Extracted data entries:
.....

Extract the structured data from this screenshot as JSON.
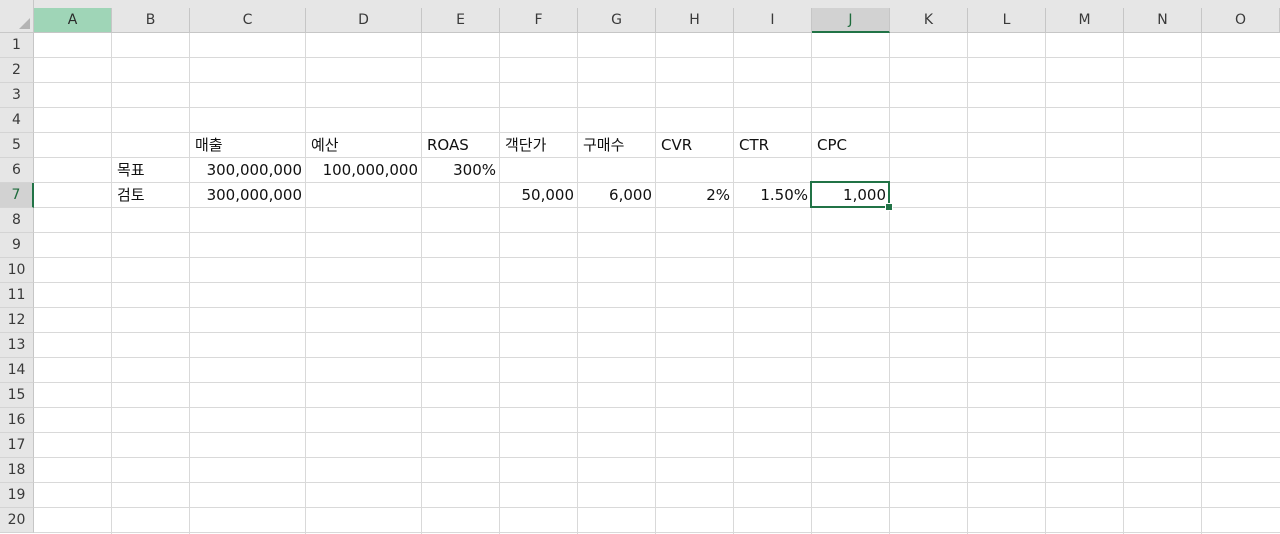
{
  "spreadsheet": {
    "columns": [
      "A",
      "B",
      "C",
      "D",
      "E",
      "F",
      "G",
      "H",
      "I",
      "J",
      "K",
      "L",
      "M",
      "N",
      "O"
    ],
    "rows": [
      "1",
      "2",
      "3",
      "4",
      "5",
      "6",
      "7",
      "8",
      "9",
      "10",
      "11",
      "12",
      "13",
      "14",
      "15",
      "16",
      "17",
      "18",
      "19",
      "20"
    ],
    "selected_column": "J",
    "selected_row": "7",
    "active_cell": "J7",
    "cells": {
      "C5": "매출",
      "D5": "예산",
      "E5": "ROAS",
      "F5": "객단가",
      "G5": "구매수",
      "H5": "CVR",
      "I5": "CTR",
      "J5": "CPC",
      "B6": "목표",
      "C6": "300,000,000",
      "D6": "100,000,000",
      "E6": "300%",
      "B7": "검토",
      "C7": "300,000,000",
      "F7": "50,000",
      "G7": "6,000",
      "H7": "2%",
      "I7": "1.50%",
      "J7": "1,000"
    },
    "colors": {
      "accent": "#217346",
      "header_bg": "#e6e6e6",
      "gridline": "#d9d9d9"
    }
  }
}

.....

→ **INSTRUCTIONS FOR THE TASK**:
Write out the data precisely as given, excluding the pictures.

→ **TASK ANSWER**:
Extract the structured data from this screenshot as JSON.
{
  "spreadsheet": {
    "columns": [
      "A",
      "B",
      "C",
      "D",
      "E",
      "F",
      "G",
      "H",
      "I",
      "J",
      "K",
      "L",
      "M",
      "N",
      "O"
    ],
    "rows": [
      "1",
      "2",
      "3",
      "4",
      "5",
      "6",
      "7",
      "8",
      "9",
      "10",
      "11",
      "12",
      "13",
      "14",
      "15",
      "16",
      "17",
      "18",
      "19",
      "20"
    ],
    "selected_column": "J",
    "selected_row": "7",
    "active_cell": "J7",
    "cells": {
      "C5": "매출",
      "D5": "예산",
      "E5": "ROAS",
      "F5": "객단가",
      "G5": "구매수",
      "H5": "CVR",
      "I5": "CTR",
      "J5": "CPC",
      "B6": "목표",
      "C6": "300,000,000",
      "D6": "100,000,000",
      "E6": "300%",
      "B7": "검토",
      "C7": "300,000,000",
      "F7": "50,000",
      "G7": "6,000",
      "H7": "2%",
      "I7": "1.50%",
      "J7": "1,000"
    },
    "colors": {
      "accent": "#217346",
      "header_bg": "#e6e6e6",
      "gridline": "#d9d9d9"
    }
  }
}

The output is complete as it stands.